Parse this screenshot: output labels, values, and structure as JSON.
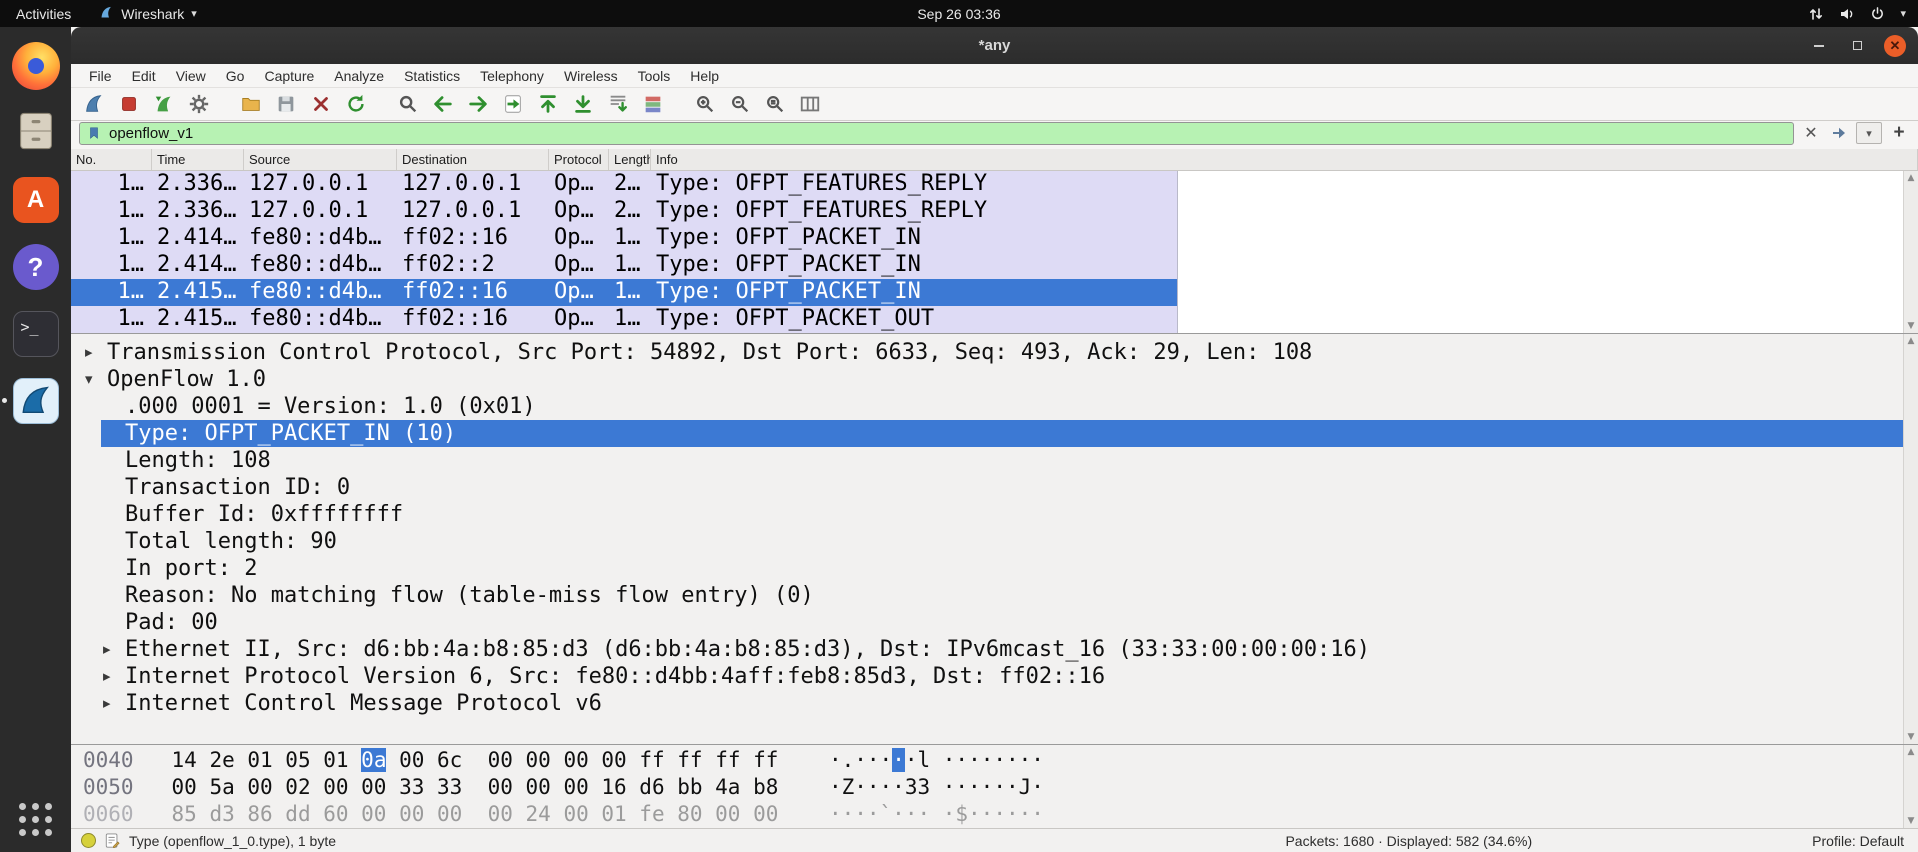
{
  "colors": {
    "selection_blue": "#3c79d4",
    "filter_green": "#b7f2b3",
    "row_lavender": "#dedbf5",
    "close_button_orange": "#eb5e28",
    "wireshark_fin_blue": "#1b6ca8"
  },
  "topbar": {
    "activities": "Activities",
    "app_menu": "Wireshark",
    "clock": "Sep 26 03:36"
  },
  "dock": {
    "items": [
      "firefox",
      "files",
      "ubuntu-software",
      "help",
      "terminal",
      "wireshark"
    ],
    "apps_grid": "show-applications"
  },
  "titlebar": {
    "title": "*any"
  },
  "menubar": {
    "items": [
      "File",
      "Edit",
      "View",
      "Go",
      "Capture",
      "Analyze",
      "Statistics",
      "Telephony",
      "Wireless",
      "Tools",
      "Help"
    ]
  },
  "toolbar": {
    "icons": [
      "start-capture",
      "stop-capture",
      "restart-capture",
      "capture-options",
      "open-file",
      "save-file",
      "close-file",
      "reload",
      "find-packet",
      "go-back",
      "go-forward",
      "go-to-packet",
      "go-first",
      "go-last",
      "auto-scroll",
      "colorize",
      "zoom-in",
      "zoom-out",
      "zoom-original",
      "resize-columns"
    ]
  },
  "filter": {
    "value": "openflow_v1"
  },
  "packet_list": {
    "columns": [
      "No.",
      "Time",
      "Source",
      "Destination",
      "Protocol",
      "Length",
      "Info"
    ],
    "rows": [
      {
        "no": "1…",
        "time": "2.336…",
        "source": "127.0.0.1",
        "destination": "127.0.0.1",
        "protocol": "Op…",
        "length": "2…",
        "info": "Type: OFPT_FEATURES_REPLY",
        "selected": false
      },
      {
        "no": "1…",
        "time": "2.336…",
        "source": "127.0.0.1",
        "destination": "127.0.0.1",
        "protocol": "Op…",
        "length": "2…",
        "info": "Type: OFPT_FEATURES_REPLY",
        "selected": false
      },
      {
        "no": "1…",
        "time": "2.414…",
        "source": "fe80::d4b…",
        "destination": "ff02::16",
        "protocol": "Op…",
        "length": "1…",
        "info": "Type: OFPT_PACKET_IN",
        "selected": false
      },
      {
        "no": "1…",
        "time": "2.414…",
        "source": "fe80::d4b…",
        "destination": "ff02::2",
        "protocol": "Op…",
        "length": "1…",
        "info": "Type: OFPT_PACKET_IN",
        "selected": false
      },
      {
        "no": "1…",
        "time": "2.415…",
        "source": "fe80::d4b…",
        "destination": "ff02::16",
        "protocol": "Op…",
        "length": "1…",
        "info": "Type: OFPT_PACKET_IN",
        "selected": true
      },
      {
        "no": "1…",
        "time": "2.415…",
        "source": "fe80::d4b…",
        "destination": "ff02::16",
        "protocol": "Op…",
        "length": "1…",
        "info": "Type: OFPT_PACKET_OUT",
        "selected": false
      }
    ]
  },
  "details": {
    "lines": [
      {
        "indent": 0,
        "expander": "collapsed",
        "selected": false,
        "text": "Transmission Control Protocol, Src Port: 54892, Dst Port: 6633, Seq: 493, Ack: 29, Len: 108"
      },
      {
        "indent": 0,
        "expander": "expanded",
        "selected": false,
        "text": "OpenFlow 1.0"
      },
      {
        "indent": 1,
        "expander": null,
        "selected": false,
        "text": ".000 0001 = Version: 1.0 (0x01)"
      },
      {
        "indent": 1,
        "expander": null,
        "selected": true,
        "text": "Type: OFPT_PACKET_IN (10)"
      },
      {
        "indent": 1,
        "expander": null,
        "selected": false,
        "text": "Length: 108"
      },
      {
        "indent": 1,
        "expander": null,
        "selected": false,
        "text": "Transaction ID: 0"
      },
      {
        "indent": 1,
        "expander": null,
        "selected": false,
        "text": "Buffer Id: 0xffffffff"
      },
      {
        "indent": 1,
        "expander": null,
        "selected": false,
        "text": "Total length: 90"
      },
      {
        "indent": 1,
        "expander": null,
        "selected": false,
        "text": "In port: 2"
      },
      {
        "indent": 1,
        "expander": null,
        "selected": false,
        "text": "Reason: No matching flow (table-miss flow entry) (0)"
      },
      {
        "indent": 1,
        "expander": null,
        "selected": false,
        "text": "Pad: 00"
      },
      {
        "indent": 1,
        "expander": "collapsed",
        "selected": false,
        "text": "Ethernet II, Src: d6:bb:4a:b8:85:d3 (d6:bb:4a:b8:85:d3), Dst: IPv6mcast_16 (33:33:00:00:00:16)"
      },
      {
        "indent": 1,
        "expander": "collapsed",
        "selected": false,
        "text": "Internet Protocol Version 6, Src: fe80::d4bb:4aff:feb8:85d3, Dst: ff02::16"
      },
      {
        "indent": 1,
        "expander": "collapsed",
        "selected": false,
        "text": "Internet Control Message Protocol v6"
      }
    ]
  },
  "hex": {
    "rows": [
      {
        "offset": "0040",
        "dim": false,
        "hex": [
          {
            "t": "14 2e 01 05 01 ",
            "hl": false
          },
          {
            "t": "0a",
            "hl": true
          },
          {
            "t": " 00 6c  00 00 00 00 ff ff ff ff",
            "hl": false
          }
        ],
        "ascii": [
          {
            "t": "·.···",
            "hl": false
          },
          {
            "t": "·",
            "hl": true
          },
          {
            "t": "·l ········",
            "hl": false
          }
        ]
      },
      {
        "offset": "0050",
        "dim": false,
        "hex": [
          {
            "t": "00 5a 00 02 00 00 33 33  00 00 00 16 d6 bb 4a b8",
            "hl": false
          }
        ],
        "ascii": [
          {
            "t": "·Z····33 ······J·",
            "hl": false
          }
        ]
      },
      {
        "offset": "0060",
        "dim": true,
        "hex": [
          {
            "t": "85 d3 86 dd 60 00 00 00  00 24 00 01 fe 80 00 00",
            "hl": false
          }
        ],
        "ascii": [
          {
            "t": "····`··· ·$······",
            "hl": false
          }
        ]
      }
    ]
  },
  "statusbar": {
    "field_info": "Type (openflow_1_0.type), 1 byte",
    "packets": "Packets: 1680 · Displayed: 582 (34.6%)",
    "profile": "Profile: Default"
  }
}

▶ **EXERCISE**
Will you restate every entry word for word and omit the images?

▶ **RESULT FOR THIS TASK**
Parse this screenshot: output labels, values, and structure as JSON.
{
  "colors": {
    "selection_blue": "#3c79d4",
    "filter_green": "#b7f2b3",
    "row_lavender": "#dedbf5",
    "close_button_orange": "#eb5e28",
    "wireshark_fin_blue": "#1b6ca8"
  },
  "topbar": {
    "activities": "Activities",
    "app_menu": "Wireshark",
    "clock": "Sep 26 03:36"
  },
  "dock": {
    "items": [
      "firefox",
      "files",
      "ubuntu-software",
      "help",
      "terminal",
      "wireshark"
    ],
    "apps_grid": "show-applications"
  },
  "titlebar": {
    "title": "*any"
  },
  "menubar": {
    "items": [
      "File",
      "Edit",
      "View",
      "Go",
      "Capture",
      "Analyze",
      "Statistics",
      "Telephony",
      "Wireless",
      "Tools",
      "Help"
    ]
  },
  "toolbar": {
    "icons": [
      "start-capture",
      "stop-capture",
      "restart-capture",
      "capture-options",
      "open-file",
      "save-file",
      "close-file",
      "reload",
      "find-packet",
      "go-back",
      "go-forward",
      "go-to-packet",
      "go-first",
      "go-last",
      "auto-scroll",
      "colorize",
      "zoom-in",
      "zoom-out",
      "zoom-original",
      "resize-columns"
    ]
  },
  "filter": {
    "value": "openflow_v1"
  },
  "packet_list": {
    "columns": [
      "No.",
      "Time",
      "Source",
      "Destination",
      "Protocol",
      "Length",
      "Info"
    ],
    "rows": [
      {
        "no": "1…",
        "time": "2.336…",
        "source": "127.0.0.1",
        "destination": "127.0.0.1",
        "protocol": "Op…",
        "length": "2…",
        "info": "Type: OFPT_FEATURES_REPLY",
        "selected": false
      },
      {
        "no": "1…",
        "time": "2.336…",
        "source": "127.0.0.1",
        "destination": "127.0.0.1",
        "protocol": "Op…",
        "length": "2…",
        "info": "Type: OFPT_FEATURES_REPLY",
        "selected": false
      },
      {
        "no": "1…",
        "time": "2.414…",
        "source": "fe80::d4b…",
        "destination": "ff02::16",
        "protocol": "Op…",
        "length": "1…",
        "info": "Type: OFPT_PACKET_IN",
        "selected": false
      },
      {
        "no": "1…",
        "time": "2.414…",
        "source": "fe80::d4b…",
        "destination": "ff02::2",
        "protocol": "Op…",
        "length": "1…",
        "info": "Type: OFPT_PACKET_IN",
        "selected": false
      },
      {
        "no": "1…",
        "time": "2.415…",
        "source": "fe80::d4b…",
        "destination": "ff02::16",
        "protocol": "Op…",
        "length": "1…",
        "info": "Type: OFPT_PACKET_IN",
        "selected": true
      },
      {
        "no": "1…",
        "time": "2.415…",
        "source": "fe80::d4b…",
        "destination": "ff02::16",
        "protocol": "Op…",
        "length": "1…",
        "info": "Type: OFPT_PACKET_OUT",
        "selected": false
      }
    ]
  },
  "details": {
    "lines": [
      {
        "indent": 0,
        "expander": "collapsed",
        "selected": false,
        "text": "Transmission Control Protocol, Src Port: 54892, Dst Port: 6633, Seq: 493, Ack: 29, Len: 108"
      },
      {
        "indent": 0,
        "expander": "expanded",
        "selected": false,
        "text": "OpenFlow 1.0"
      },
      {
        "indent": 1,
        "expander": null,
        "selected": false,
        "text": ".000 0001 = Version: 1.0 (0x01)"
      },
      {
        "indent": 1,
        "expander": null,
        "selected": true,
        "text": "Type: OFPT_PACKET_IN (10)"
      },
      {
        "indent": 1,
        "expander": null,
        "selected": false,
        "text": "Length: 108"
      },
      {
        "indent": 1,
        "expander": null,
        "selected": false,
        "text": "Transaction ID: 0"
      },
      {
        "indent": 1,
        "expander": null,
        "selected": false,
        "text": "Buffer Id: 0xffffffff"
      },
      {
        "indent": 1,
        "expander": null,
        "selected": false,
        "text": "Total length: 90"
      },
      {
        "indent": 1,
        "expander": null,
        "selected": false,
        "text": "In port: 2"
      },
      {
        "indent": 1,
        "expander": null,
        "selected": false,
        "text": "Reason: No matching flow (table-miss flow entry) (0)"
      },
      {
        "indent": 1,
        "expander": null,
        "selected": false,
        "text": "Pad: 00"
      },
      {
        "indent": 1,
        "expander": "collapsed",
        "selected": false,
        "text": "Ethernet II, Src: d6:bb:4a:b8:85:d3 (d6:bb:4a:b8:85:d3), Dst: IPv6mcast_16 (33:33:00:00:00:16)"
      },
      {
        "indent": 1,
        "expander": "collapsed",
        "selected": false,
        "text": "Internet Protocol Version 6, Src: fe80::d4bb:4aff:feb8:85d3, Dst: ff02::16"
      },
      {
        "indent": 1,
        "expander": "collapsed",
        "selected": false,
        "text": "Internet Control Message Protocol v6"
      }
    ]
  },
  "hex": {
    "rows": [
      {
        "offset": "0040",
        "dim": false,
        "hex": [
          {
            "t": "14 2e 01 05 01 ",
            "hl": false
          },
          {
            "t": "0a",
            "hl": true
          },
          {
            "t": " 00 6c  00 00 00 00 ff ff ff ff",
            "hl": false
          }
        ],
        "ascii": [
          {
            "t": "·.···",
            "hl": false
          },
          {
            "t": "·",
            "hl": true
          },
          {
            "t": "·l ········",
            "hl": false
          }
        ]
      },
      {
        "offset": "0050",
        "dim": false,
        "hex": [
          {
            "t": "00 5a 00 02 00 00 33 33  00 00 00 16 d6 bb 4a b8",
            "hl": false
          }
        ],
        "ascii": [
          {
            "t": "·Z····33 ······J·",
            "hl": false
          }
        ]
      },
      {
        "offset": "0060",
        "dim": true,
        "hex": [
          {
            "t": "85 d3 86 dd 60 00 00 00  00 24 00 01 fe 80 00 00",
            "hl": false
          }
        ],
        "ascii": [
          {
            "t": "····`··· ·$······",
            "hl": false
          }
        ]
      }
    ]
  },
  "statusbar": {
    "field_info": "Type (openflow_1_0.type), 1 byte",
    "packets": "Packets: 1680 · Displayed: 582 (34.6%)",
    "profile": "Profile: Default"
  }
}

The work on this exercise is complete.